Figure record listings
-- begin --
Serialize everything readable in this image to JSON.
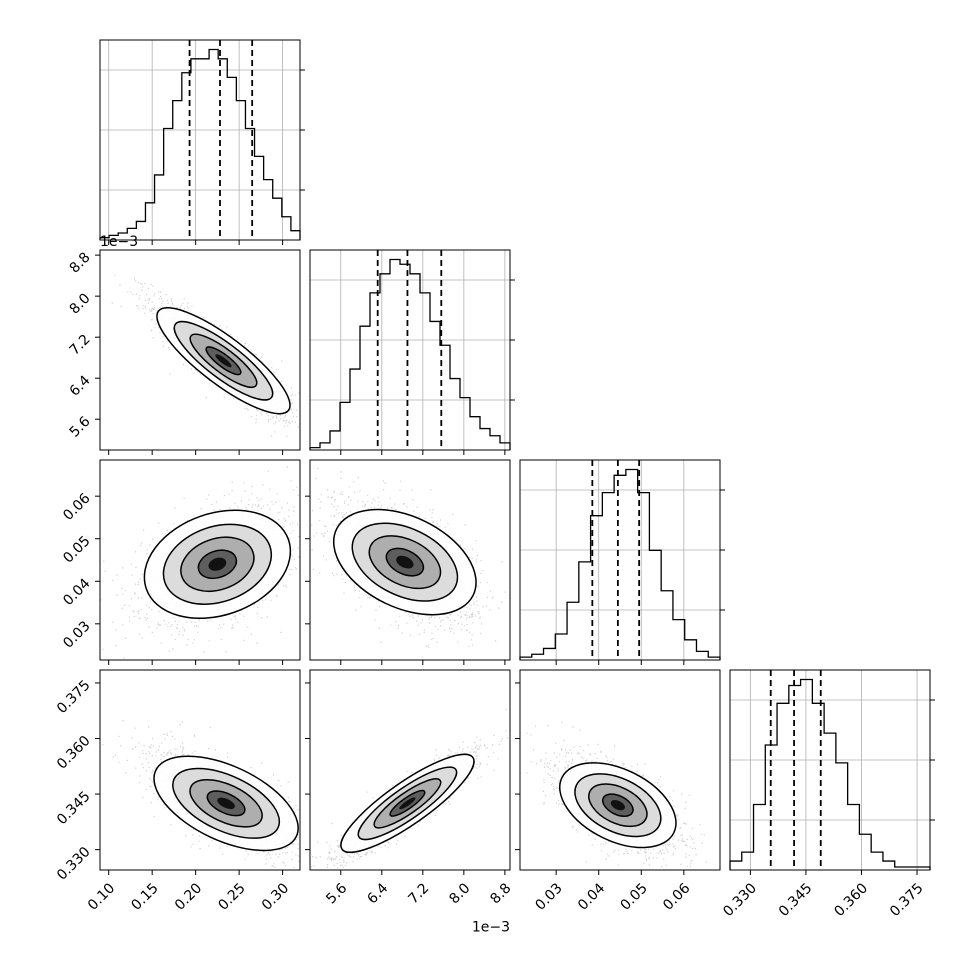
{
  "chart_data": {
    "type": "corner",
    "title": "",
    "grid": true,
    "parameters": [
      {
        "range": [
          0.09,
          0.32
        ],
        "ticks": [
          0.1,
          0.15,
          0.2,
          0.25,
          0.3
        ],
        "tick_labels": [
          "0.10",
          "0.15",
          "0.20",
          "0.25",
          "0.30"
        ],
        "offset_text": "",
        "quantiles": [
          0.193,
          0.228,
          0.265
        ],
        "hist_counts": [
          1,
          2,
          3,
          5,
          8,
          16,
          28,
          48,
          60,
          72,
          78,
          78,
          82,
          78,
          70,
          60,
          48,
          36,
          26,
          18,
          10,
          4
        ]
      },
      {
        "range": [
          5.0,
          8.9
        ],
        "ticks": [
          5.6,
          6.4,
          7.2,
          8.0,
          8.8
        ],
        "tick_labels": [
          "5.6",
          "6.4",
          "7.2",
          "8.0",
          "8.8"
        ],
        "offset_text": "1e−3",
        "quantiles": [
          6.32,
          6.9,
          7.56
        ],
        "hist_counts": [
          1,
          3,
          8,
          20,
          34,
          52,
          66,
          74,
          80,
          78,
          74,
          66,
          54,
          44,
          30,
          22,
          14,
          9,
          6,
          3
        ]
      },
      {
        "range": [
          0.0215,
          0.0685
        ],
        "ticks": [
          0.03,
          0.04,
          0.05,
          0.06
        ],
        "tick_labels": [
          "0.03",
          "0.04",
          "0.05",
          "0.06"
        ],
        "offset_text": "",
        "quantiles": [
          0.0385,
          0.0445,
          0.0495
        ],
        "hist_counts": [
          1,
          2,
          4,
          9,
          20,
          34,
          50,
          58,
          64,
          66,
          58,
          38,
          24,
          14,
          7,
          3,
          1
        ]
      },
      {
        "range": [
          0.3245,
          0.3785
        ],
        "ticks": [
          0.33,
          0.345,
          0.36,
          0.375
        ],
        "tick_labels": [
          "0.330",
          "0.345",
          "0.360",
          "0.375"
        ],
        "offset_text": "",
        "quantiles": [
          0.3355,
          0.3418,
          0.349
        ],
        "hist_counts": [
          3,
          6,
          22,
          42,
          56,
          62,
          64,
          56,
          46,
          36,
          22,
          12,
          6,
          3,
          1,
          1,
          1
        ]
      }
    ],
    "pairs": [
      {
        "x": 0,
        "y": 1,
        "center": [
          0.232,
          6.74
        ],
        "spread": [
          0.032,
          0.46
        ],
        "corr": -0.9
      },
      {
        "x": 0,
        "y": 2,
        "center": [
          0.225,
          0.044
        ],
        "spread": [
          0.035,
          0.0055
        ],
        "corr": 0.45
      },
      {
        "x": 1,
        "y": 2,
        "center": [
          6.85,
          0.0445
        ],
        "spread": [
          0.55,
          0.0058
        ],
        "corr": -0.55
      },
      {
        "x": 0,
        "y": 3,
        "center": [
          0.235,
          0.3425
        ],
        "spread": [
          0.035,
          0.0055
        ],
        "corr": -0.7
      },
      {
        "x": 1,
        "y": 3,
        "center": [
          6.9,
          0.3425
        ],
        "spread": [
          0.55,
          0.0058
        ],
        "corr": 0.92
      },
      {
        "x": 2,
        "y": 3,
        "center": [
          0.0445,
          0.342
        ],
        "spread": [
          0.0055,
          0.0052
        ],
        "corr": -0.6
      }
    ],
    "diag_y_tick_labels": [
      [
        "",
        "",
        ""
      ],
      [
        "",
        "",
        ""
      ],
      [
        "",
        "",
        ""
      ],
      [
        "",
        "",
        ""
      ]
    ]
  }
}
-- end --
-- begin --
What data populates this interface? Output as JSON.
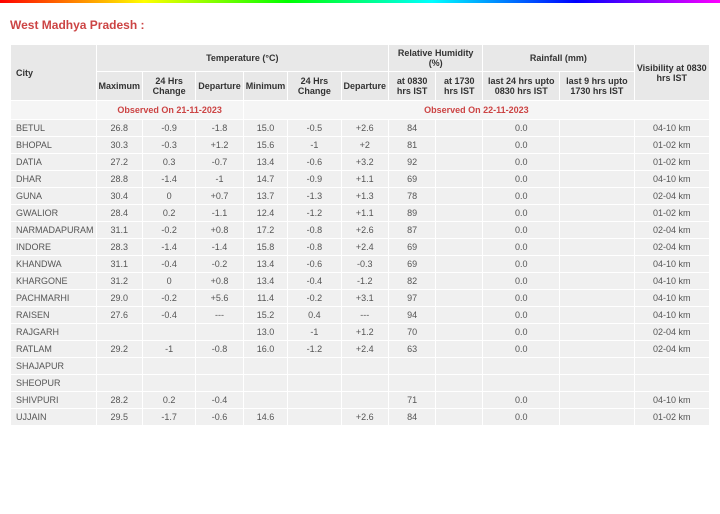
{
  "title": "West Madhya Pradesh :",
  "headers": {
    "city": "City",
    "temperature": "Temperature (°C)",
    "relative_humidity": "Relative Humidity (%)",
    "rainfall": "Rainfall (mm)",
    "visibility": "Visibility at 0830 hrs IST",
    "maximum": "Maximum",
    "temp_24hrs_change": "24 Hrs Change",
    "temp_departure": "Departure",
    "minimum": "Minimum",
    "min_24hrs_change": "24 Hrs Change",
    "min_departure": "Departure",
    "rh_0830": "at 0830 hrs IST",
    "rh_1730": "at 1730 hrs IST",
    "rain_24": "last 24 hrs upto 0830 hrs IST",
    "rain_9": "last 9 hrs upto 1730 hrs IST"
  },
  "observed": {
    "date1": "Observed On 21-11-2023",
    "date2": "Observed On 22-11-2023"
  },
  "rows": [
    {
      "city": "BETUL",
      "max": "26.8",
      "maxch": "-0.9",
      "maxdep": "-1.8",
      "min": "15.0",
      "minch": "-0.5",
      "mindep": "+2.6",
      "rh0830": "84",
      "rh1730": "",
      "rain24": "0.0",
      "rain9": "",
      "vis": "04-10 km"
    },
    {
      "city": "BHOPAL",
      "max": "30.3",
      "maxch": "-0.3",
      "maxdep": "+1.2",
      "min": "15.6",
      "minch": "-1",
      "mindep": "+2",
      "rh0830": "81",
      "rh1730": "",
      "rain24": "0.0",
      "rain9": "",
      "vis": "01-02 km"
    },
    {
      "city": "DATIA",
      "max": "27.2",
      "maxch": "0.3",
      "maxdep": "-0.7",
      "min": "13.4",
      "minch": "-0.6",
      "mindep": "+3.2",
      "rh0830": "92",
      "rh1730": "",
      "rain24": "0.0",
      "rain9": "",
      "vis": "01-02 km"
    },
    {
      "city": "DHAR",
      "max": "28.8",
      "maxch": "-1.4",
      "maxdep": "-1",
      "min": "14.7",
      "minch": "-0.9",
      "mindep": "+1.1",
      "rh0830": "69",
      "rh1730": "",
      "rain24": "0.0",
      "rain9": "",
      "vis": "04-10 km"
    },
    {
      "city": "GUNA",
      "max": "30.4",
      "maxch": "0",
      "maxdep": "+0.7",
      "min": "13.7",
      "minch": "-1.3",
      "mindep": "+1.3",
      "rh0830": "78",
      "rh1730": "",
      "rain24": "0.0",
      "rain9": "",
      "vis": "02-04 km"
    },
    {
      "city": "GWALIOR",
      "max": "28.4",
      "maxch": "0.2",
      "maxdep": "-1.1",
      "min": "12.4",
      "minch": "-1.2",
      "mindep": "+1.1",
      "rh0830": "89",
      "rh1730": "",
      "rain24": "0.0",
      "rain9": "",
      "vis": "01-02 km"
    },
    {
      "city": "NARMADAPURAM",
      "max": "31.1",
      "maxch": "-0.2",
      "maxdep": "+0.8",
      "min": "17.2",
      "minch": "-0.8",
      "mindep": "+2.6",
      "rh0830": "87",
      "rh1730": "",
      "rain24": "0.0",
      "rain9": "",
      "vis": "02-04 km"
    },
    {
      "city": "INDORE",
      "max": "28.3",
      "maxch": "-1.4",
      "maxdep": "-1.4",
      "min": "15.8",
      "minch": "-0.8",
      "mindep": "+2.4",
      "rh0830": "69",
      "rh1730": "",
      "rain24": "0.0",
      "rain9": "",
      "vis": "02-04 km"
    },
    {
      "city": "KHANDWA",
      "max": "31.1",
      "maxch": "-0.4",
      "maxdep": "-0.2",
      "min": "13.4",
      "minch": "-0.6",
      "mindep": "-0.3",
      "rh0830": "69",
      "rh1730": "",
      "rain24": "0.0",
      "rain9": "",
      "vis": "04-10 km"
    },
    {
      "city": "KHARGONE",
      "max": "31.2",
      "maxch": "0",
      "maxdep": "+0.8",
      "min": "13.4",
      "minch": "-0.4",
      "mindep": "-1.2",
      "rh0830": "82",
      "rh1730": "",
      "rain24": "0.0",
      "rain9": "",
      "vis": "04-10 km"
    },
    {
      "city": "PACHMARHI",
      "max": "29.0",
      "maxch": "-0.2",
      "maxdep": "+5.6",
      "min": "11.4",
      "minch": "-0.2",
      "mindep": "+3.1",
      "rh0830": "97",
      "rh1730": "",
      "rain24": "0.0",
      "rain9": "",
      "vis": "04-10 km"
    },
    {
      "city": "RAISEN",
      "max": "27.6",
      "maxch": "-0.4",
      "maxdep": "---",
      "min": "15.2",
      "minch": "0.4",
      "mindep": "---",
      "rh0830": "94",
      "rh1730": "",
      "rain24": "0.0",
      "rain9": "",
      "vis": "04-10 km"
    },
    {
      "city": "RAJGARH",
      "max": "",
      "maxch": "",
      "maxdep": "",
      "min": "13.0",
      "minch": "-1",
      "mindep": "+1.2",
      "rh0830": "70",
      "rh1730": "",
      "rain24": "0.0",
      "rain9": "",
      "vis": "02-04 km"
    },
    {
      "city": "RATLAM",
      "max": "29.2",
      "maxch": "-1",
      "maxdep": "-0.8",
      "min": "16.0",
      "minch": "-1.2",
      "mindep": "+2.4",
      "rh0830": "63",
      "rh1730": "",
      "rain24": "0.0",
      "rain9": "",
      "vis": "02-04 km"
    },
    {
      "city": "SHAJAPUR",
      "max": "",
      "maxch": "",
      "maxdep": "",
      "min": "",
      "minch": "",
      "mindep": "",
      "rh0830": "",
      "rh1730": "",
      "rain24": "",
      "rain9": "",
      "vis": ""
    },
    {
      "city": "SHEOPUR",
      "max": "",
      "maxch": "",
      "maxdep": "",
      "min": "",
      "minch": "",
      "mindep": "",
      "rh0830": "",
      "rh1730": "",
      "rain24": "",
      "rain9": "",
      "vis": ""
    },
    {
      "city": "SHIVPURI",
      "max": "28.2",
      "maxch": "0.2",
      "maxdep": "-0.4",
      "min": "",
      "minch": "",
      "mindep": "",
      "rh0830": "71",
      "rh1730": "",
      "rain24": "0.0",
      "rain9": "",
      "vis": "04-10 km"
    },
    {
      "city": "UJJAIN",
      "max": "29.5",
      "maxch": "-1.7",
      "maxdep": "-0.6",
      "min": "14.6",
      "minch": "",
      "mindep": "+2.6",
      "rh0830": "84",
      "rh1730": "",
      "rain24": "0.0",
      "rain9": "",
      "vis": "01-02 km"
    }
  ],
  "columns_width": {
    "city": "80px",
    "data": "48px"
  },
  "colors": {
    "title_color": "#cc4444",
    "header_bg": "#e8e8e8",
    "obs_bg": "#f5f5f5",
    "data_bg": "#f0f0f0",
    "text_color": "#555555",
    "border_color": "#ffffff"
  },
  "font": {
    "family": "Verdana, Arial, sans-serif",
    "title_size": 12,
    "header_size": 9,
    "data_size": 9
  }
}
-- end --
-- begin --
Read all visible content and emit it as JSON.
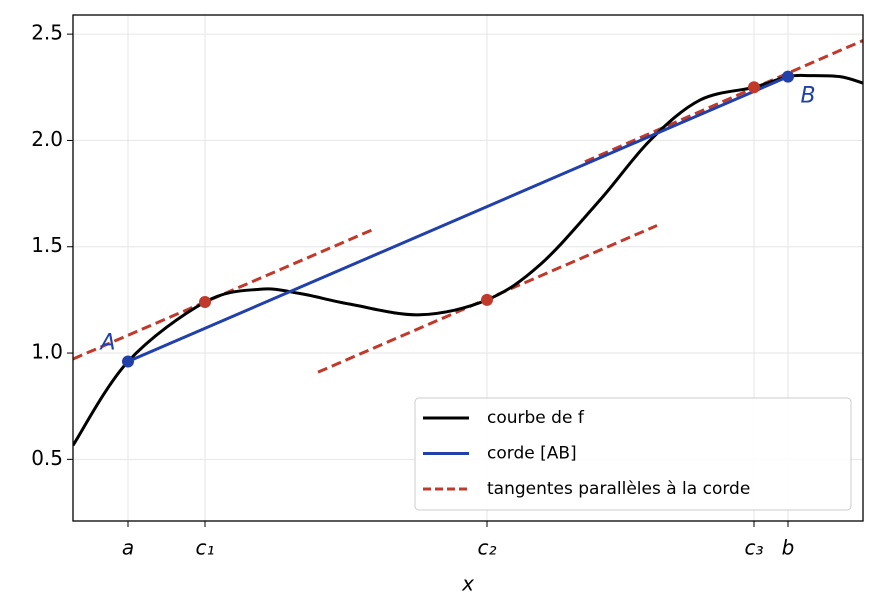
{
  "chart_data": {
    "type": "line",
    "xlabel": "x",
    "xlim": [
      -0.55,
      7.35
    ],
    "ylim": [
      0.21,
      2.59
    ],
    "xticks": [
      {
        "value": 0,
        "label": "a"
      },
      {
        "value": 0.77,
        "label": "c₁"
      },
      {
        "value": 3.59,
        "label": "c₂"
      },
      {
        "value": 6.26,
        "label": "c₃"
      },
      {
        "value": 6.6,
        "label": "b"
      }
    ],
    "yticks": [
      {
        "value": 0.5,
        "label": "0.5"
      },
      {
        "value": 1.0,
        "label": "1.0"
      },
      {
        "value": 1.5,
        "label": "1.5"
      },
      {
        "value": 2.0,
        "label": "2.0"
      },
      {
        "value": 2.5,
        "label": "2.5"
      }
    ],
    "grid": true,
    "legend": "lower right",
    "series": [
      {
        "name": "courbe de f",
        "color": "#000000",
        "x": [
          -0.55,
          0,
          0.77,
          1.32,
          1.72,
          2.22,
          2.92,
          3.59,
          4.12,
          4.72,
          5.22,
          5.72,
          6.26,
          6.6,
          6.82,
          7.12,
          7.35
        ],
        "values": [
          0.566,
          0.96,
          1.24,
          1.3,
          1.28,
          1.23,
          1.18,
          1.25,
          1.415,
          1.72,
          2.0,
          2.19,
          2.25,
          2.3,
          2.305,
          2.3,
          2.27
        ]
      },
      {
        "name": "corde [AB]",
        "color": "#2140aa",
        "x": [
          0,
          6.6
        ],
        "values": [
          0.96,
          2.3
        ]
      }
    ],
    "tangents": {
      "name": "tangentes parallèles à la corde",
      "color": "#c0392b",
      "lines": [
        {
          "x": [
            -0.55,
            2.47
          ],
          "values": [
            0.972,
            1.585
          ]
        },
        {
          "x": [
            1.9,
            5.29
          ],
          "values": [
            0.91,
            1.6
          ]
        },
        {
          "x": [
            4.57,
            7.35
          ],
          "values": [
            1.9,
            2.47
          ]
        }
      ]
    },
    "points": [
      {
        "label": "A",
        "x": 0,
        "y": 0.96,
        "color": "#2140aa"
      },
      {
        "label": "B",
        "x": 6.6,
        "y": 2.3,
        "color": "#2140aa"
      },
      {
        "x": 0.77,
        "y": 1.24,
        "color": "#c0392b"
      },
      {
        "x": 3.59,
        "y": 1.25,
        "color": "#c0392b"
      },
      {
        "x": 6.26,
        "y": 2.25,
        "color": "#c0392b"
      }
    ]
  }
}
-- end --
Exercise objective: Select all lines in the listing that include the word "Change".

Reply to the task:
    "temp_24hrs_change": "24 Hrs Change",
    "min_24hrs_change": "24 Hrs Change",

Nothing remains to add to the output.